**CHALLENGE:** Copy every line from the records below that holds the word "Revenue".

**EXTRACTED DATA:**
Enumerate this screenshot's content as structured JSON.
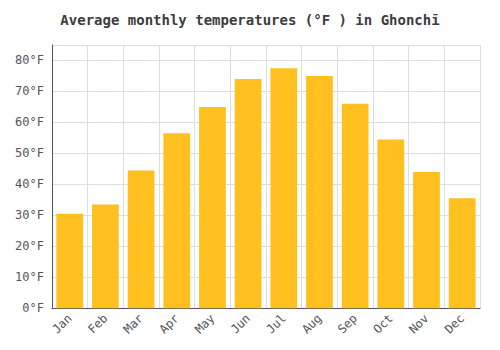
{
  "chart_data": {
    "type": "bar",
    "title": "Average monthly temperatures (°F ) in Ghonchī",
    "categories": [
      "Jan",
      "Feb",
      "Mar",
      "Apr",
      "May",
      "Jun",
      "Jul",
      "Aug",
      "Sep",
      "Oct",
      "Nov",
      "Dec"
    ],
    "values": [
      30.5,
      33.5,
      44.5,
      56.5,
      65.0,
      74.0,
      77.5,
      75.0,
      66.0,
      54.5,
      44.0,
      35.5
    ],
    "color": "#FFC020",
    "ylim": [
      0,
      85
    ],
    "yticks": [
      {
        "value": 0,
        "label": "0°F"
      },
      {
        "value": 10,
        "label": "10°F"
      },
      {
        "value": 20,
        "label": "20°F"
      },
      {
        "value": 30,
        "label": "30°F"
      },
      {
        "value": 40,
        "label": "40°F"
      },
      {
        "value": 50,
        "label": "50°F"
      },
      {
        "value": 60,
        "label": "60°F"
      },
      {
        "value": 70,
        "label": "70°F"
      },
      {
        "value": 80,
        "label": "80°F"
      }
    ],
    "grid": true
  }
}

---

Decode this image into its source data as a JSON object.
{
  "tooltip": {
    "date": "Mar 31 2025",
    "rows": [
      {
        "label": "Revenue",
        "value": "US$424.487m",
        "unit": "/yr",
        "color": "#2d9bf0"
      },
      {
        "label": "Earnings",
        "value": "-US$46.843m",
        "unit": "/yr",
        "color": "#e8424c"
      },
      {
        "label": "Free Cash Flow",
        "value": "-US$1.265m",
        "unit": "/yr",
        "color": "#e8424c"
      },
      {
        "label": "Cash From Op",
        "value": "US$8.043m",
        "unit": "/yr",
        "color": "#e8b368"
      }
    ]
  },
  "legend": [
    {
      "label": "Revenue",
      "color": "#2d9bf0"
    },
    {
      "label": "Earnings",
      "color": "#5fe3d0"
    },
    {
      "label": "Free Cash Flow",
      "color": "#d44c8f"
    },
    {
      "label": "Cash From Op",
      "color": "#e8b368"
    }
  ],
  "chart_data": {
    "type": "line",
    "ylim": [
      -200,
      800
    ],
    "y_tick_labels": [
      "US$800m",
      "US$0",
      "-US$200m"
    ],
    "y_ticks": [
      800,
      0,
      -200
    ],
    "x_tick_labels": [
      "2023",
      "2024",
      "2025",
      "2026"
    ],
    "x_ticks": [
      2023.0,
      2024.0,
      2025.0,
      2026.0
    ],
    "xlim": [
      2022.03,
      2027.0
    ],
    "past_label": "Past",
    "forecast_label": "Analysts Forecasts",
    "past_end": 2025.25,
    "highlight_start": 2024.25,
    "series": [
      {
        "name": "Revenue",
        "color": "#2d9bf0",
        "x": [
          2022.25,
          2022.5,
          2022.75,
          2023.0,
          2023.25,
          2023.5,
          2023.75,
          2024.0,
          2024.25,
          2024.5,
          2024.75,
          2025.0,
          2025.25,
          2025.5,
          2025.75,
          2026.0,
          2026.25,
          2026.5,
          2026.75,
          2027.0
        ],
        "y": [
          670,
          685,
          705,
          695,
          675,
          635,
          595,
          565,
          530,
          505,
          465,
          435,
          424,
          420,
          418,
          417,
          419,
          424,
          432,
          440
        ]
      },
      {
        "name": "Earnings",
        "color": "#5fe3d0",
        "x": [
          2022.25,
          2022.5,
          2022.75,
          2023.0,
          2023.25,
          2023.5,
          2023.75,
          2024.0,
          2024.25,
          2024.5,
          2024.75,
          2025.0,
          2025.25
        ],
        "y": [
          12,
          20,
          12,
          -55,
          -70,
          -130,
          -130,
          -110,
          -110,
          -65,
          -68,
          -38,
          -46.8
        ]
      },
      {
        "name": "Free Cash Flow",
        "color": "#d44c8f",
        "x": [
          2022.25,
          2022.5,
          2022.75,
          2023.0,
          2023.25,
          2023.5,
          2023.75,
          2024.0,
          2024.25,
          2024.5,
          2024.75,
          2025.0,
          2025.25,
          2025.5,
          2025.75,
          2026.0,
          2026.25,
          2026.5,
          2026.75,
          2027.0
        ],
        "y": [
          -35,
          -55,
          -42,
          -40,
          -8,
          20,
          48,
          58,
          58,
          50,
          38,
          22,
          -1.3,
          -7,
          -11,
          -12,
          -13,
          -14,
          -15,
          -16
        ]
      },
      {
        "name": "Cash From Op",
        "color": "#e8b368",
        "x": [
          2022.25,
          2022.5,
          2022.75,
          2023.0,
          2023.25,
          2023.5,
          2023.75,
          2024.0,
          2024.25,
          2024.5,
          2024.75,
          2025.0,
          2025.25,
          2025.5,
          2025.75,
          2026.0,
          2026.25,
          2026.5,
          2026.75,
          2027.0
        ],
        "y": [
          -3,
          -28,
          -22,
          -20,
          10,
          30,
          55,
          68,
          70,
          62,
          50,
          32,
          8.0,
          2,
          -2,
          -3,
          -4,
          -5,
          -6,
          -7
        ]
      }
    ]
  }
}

**FINAL ANSWER:**
        "label": "Revenue",
      "label": "Revenue",
        "name": "Revenue",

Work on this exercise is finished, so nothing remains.